Count how many lines contain the word "source". Please give only the number.

Entries supplied
━━━━━━━━━━━━━━━━

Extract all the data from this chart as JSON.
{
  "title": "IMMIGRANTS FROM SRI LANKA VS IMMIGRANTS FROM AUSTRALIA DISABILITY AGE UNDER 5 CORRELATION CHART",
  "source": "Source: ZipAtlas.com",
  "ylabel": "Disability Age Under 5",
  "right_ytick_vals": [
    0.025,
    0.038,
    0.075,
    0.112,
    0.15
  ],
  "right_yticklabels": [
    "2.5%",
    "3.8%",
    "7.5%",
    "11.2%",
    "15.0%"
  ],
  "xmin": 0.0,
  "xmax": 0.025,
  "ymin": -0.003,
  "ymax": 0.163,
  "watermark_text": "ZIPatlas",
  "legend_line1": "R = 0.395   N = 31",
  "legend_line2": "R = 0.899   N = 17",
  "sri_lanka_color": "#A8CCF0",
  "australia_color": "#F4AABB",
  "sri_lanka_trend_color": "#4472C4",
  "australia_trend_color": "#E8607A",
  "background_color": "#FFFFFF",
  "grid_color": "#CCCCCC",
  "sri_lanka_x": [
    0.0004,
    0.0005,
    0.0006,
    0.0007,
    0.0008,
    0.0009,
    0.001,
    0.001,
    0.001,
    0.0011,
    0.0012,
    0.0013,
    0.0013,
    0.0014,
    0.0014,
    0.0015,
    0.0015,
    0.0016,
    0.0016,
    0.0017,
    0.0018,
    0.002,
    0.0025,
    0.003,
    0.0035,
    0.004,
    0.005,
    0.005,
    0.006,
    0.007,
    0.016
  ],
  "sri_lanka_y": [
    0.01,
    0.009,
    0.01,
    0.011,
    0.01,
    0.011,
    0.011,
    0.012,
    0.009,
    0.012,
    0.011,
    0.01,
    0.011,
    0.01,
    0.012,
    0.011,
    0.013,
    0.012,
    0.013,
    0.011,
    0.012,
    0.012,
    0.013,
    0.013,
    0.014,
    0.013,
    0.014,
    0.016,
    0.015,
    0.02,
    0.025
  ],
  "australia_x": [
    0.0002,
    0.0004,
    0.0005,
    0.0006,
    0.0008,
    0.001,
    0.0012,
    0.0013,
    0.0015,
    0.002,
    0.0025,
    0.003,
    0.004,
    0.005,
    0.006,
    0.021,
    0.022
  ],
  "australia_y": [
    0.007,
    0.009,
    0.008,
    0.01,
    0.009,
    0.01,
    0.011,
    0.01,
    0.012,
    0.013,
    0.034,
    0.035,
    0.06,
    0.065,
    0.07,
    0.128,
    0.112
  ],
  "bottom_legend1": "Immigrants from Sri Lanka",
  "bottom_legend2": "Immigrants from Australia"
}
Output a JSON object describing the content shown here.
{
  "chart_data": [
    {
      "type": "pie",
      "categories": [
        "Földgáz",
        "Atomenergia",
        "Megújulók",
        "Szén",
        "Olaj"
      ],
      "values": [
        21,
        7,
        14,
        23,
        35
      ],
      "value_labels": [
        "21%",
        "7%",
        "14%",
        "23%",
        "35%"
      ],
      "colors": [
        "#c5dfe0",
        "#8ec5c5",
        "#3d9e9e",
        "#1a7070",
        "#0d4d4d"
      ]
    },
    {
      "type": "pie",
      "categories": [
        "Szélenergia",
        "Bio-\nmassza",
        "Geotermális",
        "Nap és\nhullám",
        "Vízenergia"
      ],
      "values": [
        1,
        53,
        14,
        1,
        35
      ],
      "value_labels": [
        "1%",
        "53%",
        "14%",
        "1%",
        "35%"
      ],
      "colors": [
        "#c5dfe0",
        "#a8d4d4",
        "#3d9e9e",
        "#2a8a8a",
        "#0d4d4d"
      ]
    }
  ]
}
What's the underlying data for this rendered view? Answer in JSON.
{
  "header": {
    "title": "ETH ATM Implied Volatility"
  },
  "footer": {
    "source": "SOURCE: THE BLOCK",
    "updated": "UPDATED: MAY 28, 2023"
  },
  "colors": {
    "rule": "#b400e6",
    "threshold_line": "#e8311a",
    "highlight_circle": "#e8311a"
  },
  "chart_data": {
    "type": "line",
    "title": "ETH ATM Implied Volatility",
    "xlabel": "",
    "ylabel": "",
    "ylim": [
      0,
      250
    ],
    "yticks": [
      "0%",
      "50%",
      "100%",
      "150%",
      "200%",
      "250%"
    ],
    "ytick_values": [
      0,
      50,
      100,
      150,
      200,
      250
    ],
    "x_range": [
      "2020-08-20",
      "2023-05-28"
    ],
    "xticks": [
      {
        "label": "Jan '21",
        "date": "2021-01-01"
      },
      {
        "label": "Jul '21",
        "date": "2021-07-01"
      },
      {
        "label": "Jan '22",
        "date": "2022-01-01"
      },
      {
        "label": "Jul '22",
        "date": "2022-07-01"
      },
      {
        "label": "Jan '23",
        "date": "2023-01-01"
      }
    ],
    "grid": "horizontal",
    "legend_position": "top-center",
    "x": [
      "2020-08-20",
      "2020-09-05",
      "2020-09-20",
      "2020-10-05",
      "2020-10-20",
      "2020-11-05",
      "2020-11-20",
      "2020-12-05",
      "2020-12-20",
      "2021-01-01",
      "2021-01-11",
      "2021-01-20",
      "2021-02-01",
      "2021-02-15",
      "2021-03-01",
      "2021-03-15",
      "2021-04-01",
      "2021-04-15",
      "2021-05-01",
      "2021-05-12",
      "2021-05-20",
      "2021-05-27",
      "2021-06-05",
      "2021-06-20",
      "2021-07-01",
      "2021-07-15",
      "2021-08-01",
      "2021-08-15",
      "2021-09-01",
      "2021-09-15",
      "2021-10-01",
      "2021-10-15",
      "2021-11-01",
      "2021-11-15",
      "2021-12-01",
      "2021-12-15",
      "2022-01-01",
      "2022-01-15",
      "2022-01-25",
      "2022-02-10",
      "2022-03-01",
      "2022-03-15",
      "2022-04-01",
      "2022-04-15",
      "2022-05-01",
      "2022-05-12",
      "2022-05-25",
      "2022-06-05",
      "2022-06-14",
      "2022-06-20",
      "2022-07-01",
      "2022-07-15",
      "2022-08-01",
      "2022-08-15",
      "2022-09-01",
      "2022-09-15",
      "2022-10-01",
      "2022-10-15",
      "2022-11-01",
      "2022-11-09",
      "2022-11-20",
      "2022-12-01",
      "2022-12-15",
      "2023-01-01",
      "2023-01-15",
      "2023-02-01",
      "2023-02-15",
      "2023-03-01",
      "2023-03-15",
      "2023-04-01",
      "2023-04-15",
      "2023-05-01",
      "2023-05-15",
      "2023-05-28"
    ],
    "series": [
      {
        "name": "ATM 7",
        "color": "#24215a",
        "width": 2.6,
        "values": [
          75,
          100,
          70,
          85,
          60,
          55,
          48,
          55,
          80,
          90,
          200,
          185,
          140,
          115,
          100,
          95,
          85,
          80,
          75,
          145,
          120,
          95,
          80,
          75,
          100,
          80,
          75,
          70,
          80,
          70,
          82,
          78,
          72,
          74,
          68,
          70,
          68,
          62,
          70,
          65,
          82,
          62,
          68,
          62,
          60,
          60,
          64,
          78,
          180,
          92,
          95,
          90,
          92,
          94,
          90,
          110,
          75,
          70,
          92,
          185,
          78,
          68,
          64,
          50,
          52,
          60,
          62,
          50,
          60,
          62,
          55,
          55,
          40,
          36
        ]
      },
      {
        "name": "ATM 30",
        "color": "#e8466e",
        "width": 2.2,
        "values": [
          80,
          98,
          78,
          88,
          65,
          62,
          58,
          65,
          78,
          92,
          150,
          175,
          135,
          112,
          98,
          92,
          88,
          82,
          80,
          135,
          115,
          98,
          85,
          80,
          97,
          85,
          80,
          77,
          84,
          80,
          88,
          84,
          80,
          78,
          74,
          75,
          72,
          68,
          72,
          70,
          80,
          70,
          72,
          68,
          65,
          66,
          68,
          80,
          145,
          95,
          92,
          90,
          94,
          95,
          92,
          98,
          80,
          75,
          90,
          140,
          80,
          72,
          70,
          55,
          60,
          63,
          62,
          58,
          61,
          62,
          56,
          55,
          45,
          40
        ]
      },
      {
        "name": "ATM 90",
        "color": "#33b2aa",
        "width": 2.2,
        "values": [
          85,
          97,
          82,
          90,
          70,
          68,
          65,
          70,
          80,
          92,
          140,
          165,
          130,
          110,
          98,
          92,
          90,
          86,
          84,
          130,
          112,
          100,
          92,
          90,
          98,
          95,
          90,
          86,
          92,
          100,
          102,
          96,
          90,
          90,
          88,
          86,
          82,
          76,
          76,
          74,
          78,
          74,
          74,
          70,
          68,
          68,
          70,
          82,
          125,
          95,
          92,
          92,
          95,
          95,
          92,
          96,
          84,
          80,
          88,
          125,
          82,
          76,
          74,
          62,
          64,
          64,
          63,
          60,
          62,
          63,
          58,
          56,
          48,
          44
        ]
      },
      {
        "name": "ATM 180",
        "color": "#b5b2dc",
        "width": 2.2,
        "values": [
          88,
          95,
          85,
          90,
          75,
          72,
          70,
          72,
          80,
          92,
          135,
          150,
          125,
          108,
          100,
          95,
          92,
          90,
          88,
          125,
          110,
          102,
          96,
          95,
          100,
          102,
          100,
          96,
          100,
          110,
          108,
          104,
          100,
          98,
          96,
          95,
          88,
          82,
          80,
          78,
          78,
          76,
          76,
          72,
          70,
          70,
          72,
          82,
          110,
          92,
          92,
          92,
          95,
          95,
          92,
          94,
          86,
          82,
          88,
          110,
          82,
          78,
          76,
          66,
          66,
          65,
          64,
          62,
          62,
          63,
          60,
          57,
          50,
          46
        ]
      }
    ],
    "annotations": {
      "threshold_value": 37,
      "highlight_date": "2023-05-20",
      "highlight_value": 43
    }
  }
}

━━━━━━━━━━━━━━━━

Exercise output
2